■ Consigne A
Dans l'article sur la campagne de Jair Bolsonaro, de combien la Bourse de Sao Paulo a-t-elle reculé mercredi en fin de séance ?
■ Consigne B
Poursuivez l'article sur la campagne de Jair Bolsonaro à partir de sa dernière phrase.

■ Extrait de page

+++++

Le candidat d’extrême droite, qui affronte celui du Parti des travailleurs (gauche) au second tour de la présidentielle, doit notamment faire face à des accusations de corruption visant son principal conseiller économique.
Paulo Guedes était désigné depuis le début de la campagne comme le futur ministre de l’économie de Jair Bolsonaro, si le candidat d’extrême droite arrivait à emporter cette élection présidentielle.
Le parquet fédéral anticorruption soupçonne pourtant cette économiste ultra libéral d’avoir participé à une fraude aux retraites de grandes entreprises publiques. Plus de 230 millions d’euros auraient ainsi été détournés entre 2009 et 2014, explique le correspondant de RFI à Rio de Janeiro, François Cardona
Paolo Guedes n’est pour l’instant pas formellement accusé mais cette affaire tombe mal pour Jair Bolsonaro : le favori de cette élection est connu pour avoir promis de « nettoyer le Brésil de ses élites corrompues ».
Alors le favori des sondages a voulu contre-attaquer en dévoilant les personnalités qui pourraient intégrer son gouvernement, une fois élu. Favorable à un rôle accru des militaires dans la vie politique, Jair Bolsonaro a choisi plusieurs généraux comme ministres. Agriculture et environnement seraient chapeautés par un proche des lobbies de l’agro-industrie. Quant au ministère des Sciences, il pourrait être attribué à un ancien astronaute, un lieutenant-colonel reconverti dans le secteur privé.
Les accusations à l’encontre de Paulo Guedes ne sont pourtant pas les seules turbulances que connaît la campagne du dirigeant d’extrême droite.
La Bourse dévisse
Mercredi matin, la Bourse de Sao Paulo, qui avait montré son enthousiasme pour l’ex-capitaine de l’armée avant le 1er tour, a perdu 2,3 % en fin de séance après que le candidat a évoqué un plan de privatisations dans le secteur énergétique plus modeste qu’attendu.
Ses déclarations tard mardi à la chaîne de télévision Band TV ont fait plonger les cours du groupe étatique Eletrobras de plus de 13 %, avant qu’il ne limite ses pertes à 8,3% en fin de séance, note l’Agence France-Presse. Le candidat a affirmé qu’en cas de victoire, seule la branche distribution de la compagnie, et non le secteur de la production, serait privatisée.

+++++

■ Lignes de données
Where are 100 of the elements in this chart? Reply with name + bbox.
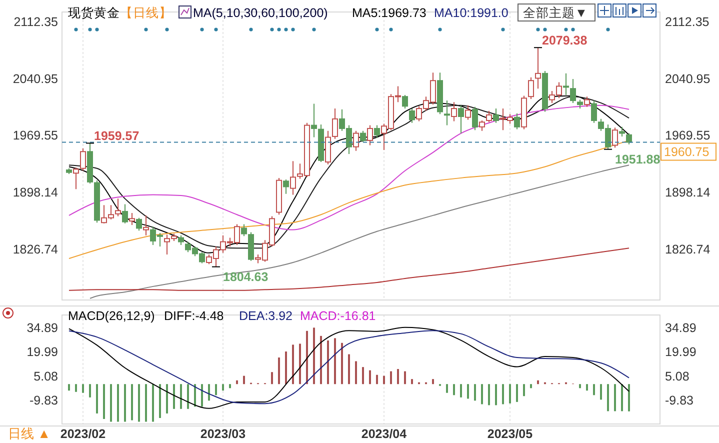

+++++

■ Réponse rédigée A
Elle a perdu 2,3 % en fin de séance.

■ Réponse rédigée B
Quant au groupe pétrolier public Petrobras, il doit être « préservé » et les privatisations ne concerneront que les installations de raffinage et non le noyau d’activité de la compagnie, a-t-il déclaré. Il est aussi revenu sur son projet de réforme du régime des retraites, estimant qu’il devrait être mis en oeuvre « doucement ».
Jair Bolsonaro a aussi averti qu’il ne laisserait pas des secteurs clés de l’économie tomber aux mains de capitaux chinois. « Nous allons privatiser pour des capitaux qui viennent de quel coin du monde ? La Chine n’achète pas au Brésil, la Chine achète le Brésil », a lancé le candidat, le géant asiatique étant le plus grand investisseur au Brésil et un de ses principaux partenaires commerciaux.
Pour les marchés, enthousiastes après l’annonce des resultats du premier tour, ce fut la douche froide.
Haddad en embuscade
Dans ce contexte, le rival de Jair Bolsonaro, le candidat du Parti des travailleur Fernando Haddad a bien conscience qu’il a une carte à jouer et qu’un débat avec Jair Bolsonaro pourrait jouer en sa faveur. Le candidat d’extrême droite est connu pour la violence de ses propos, et il risquerait de perdre patience face au candidat du Parti des travailleurs, aux attitudes plus mesurés, note notre correspondante à Rio, Sarah Cozzolino.
« Au second tour, le poids des fake news est moins important, si et seulement si il y a un débat. Parce que s’il y a un débat, celui en face de toi va te poser des questions, il n’y a que lui pour le faire et toi pour répondre », a déclaré le candidat de gauche, qui a pris la relève de l’ex-président Lula lorsque la candidature de celui-ci fut invalidée.
Jair Bolsonaro, agressé le 6 septembre dernier, échappe aux confrontations directes avec ses adversaires depuis le début de la campagne en prétextant l’interdiction de ses médecins. Et il a indiqué qu’il ne participerait à aucun des quatre débats initialement prévu pendant l’entre-deux-tours.
Fernando Haddad tente de trouver la parade : « Il cherche des subterfuges pour échapper aux débats. Moi je suis disposé à aller jusqu’à une infirmerie pour débattre avec lui. S’il faut que ce soit dans une infirmerie, j’irai dans une infirmerie pour qu’on puisse débattre du Brésil. »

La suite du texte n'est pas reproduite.